▸ Supplied data

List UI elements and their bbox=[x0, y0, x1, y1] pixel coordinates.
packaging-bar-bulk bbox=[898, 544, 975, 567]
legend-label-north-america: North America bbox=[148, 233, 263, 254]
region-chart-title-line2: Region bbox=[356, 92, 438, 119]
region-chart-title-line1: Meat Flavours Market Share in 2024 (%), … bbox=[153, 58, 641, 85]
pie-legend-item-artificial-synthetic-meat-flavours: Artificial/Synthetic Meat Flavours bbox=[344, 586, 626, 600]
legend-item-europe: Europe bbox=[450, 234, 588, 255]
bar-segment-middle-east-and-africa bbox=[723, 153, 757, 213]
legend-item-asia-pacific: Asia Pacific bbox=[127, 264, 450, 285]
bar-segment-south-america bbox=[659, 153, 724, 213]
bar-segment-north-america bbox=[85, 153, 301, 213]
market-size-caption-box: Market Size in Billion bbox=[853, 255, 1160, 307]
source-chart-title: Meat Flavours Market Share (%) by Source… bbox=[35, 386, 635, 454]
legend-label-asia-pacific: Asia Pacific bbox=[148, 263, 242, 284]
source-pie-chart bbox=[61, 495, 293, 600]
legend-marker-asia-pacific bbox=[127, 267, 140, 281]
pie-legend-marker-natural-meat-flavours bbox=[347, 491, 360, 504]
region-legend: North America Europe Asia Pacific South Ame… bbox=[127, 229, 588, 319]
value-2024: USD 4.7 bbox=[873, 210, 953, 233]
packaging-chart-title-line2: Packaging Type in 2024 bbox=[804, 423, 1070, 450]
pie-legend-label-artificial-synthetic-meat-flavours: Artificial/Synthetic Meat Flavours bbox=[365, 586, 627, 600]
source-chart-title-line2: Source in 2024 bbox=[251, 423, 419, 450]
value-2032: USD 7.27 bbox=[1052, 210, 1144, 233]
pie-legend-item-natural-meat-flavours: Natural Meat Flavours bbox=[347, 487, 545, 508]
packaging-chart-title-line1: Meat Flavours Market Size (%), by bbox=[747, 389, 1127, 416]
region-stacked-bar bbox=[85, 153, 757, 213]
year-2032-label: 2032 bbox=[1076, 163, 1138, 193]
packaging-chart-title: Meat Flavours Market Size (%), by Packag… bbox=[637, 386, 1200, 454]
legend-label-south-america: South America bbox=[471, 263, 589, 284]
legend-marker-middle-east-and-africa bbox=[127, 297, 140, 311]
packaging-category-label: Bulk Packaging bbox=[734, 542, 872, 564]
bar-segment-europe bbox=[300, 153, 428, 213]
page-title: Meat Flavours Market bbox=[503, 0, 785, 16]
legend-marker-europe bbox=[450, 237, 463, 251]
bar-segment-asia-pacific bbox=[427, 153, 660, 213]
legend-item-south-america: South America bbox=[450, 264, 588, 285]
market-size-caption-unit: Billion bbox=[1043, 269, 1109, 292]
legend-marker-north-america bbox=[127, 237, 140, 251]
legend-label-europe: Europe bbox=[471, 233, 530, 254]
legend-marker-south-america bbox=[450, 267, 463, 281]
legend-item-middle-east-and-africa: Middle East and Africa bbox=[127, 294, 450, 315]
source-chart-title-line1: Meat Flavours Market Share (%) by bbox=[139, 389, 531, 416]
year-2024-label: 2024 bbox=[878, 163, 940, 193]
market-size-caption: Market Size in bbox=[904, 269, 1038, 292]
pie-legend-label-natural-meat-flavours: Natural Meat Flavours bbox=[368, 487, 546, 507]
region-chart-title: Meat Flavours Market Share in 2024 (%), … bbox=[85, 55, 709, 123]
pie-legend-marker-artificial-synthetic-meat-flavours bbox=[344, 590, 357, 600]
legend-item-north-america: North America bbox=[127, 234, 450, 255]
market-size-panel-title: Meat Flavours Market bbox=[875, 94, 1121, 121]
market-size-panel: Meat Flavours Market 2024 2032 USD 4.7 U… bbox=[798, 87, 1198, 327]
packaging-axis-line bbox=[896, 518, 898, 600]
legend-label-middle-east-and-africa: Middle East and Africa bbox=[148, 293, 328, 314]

▸ Stated goal
Put every line of the item above into a Markdown table with the columns Row and Line. Number the lines in order and leave out any blank lines.

▸ Response to this task
| Row | Line |
|---|---|
| 1 | List UI elements and their bbox=[x0, y0, x1, y1] pixel coordinates. |
| 2 | packaging-bar-bulk bbox=[898, 544, 975, 567] |
| 3 | legend-label-north-america: North America bbox=[148, 233, 263, 254] |
| 4 | region-chart-title-line2: Region bbox=[356, 92, 438, 119] |
| 5 | region-chart-title-line1: Meat Flavours Market Share in 2024 (%), … bbox=[153, 58, 641, 85] |
| 6 | pie-legend-item-artificial-synthetic-meat-flavours: Artificial/Synthetic Meat Flavours bbox=[344, 586, 626, 600] |
| 7 | legend-item-europe: Europe bbox=[450, 234, 588, 255] |
| 8 | bar-segment-middle-east-and-africa bbox=[723, 153, 757, 213] |
| 9 | legend-item-asia-pacific: Asia Pacific bbox=[127, 264, 450, 285] |
| 10 | bar-segment-south-america bbox=[659, 153, 724, 213] |
| 11 | bar-segment-north-america bbox=[85, 153, 301, 213] |
| 12 | market-size-caption-box: Market Size in Billion bbox=[853, 255, 1160, 307] |
| 13 | source-chart-title: Meat Flavours Market Share (%) by Source… bbox=[35, 386, 635, 454] |
| 14 | legend-label-asia-pacific: Asia Pacific bbox=[148, 263, 242, 284] |
| 15 | source-pie-chart bbox=[61, 495, 293, 600] |
| 16 | legend-marker-asia-pacific bbox=[127, 267, 140, 281] |
| 17 | pie-legend-marker-natural-meat-flavours bbox=[347, 491, 360, 504] |
| 18 | region-legend: North America Europe Asia Pacific South Ame… bbox=[127, 229, 588, 319] |
| 19 | value-2024: USD 4.7 bbox=[873, 210, 953, 233] |
| 20 | packaging-chart-title-line2: Packaging Type in 2024 bbox=[804, 423, 1070, 450] |
| 21 | pie-legend-label-artificial-synthetic-meat-flavours: Artificial/Synthetic Meat Flavours bbox=[365, 586, 627, 600] |
| 22 | source-chart-title-line2: Source in 2024 bbox=[251, 423, 419, 450] |
| 23 | value-2032: USD 7.27 bbox=[1052, 210, 1144, 233] |
| 24 | pie-legend-item-natural-meat-flavours: Natural Meat Flavours bbox=[347, 487, 545, 508] |
| 25 | packaging-chart-title-line1: Meat Flavours Market Size (%), by bbox=[747, 389, 1127, 416] |
| 26 | region-stacked-bar bbox=[85, 153, 757, 213] |
| 27 | year-2032-label: 2032 bbox=[1076, 163, 1138, 193] |
| 28 | packaging-chart-title: Meat Flavours Market Size (%), by Packag… bbox=[637, 386, 1200, 454] |
| 29 | legend-label-south-america: South America bbox=[471, 263, 589, 284] |
| 30 | legend-marker-middle-east-and-africa bbox=[127, 297, 140, 311] |
| 31 | packaging-category-label: Bulk Packaging bbox=[734, 542, 872, 564] |
| 32 | bar-segment-europe bbox=[300, 153, 428, 213] |
| 33 | page-title: Meat Flavours Market bbox=[503, 0, 785, 16] |
| 34 | legend-marker-europe bbox=[450, 237, 463, 251] |
| 35 | bar-segment-asia-pacific bbox=[427, 153, 660, 213] |
| 36 | legend-item-south-america: South America bbox=[450, 264, 588, 285] |
| 37 | market-size-caption-unit: Billion bbox=[1043, 269, 1109, 292] |
| 38 | legend-marker-north-america bbox=[127, 237, 140, 251] |
| 39 | legend-label-europe: Europe bbox=[471, 233, 530, 254] |
| 40 | legend-marker-south-america bbox=[450, 267, 463, 281] |
| 41 | legend-item-middle-east-and-africa: Middle East and Africa bbox=[127, 294, 450, 315] |
| 42 | source-chart-title-line1: Meat Flavours Market Share (%) by bbox=[139, 389, 531, 416] |
| 43 | year-2024-label: 2024 bbox=[878, 163, 940, 193] |
| 44 | market-size-caption: Market Size in bbox=[904, 269, 1038, 292] |
| 45 | pie-legend-label-natural-meat-flavours: Natural Meat Flavours bbox=[368, 487, 546, 507] |
| 46 | region-chart-title: Meat Flavours Market Share in 2024 (%), … bbox=[85, 55, 709, 123] |
| 47 | pie-legend-marker-artificial-synthetic-meat-flavours bbox=[344, 590, 357, 600] |
| 48 | legend-item-north-america: North America bbox=[127, 234, 450, 255] |
| 49 | market-size-panel-title: Meat Flavours Market bbox=[875, 94, 1121, 121] |
| 50 | market-size-panel: Meat Flavours Market 2024 2032 USD 4.7 U… bbox=[798, 87, 1198, 327] |
| 51 | packaging-axis-line bbox=[896, 518, 898, 600] |
| 52 | legend-label-middle-east-and-africa: Middle East and Africa bbox=[148, 293, 328, 314] |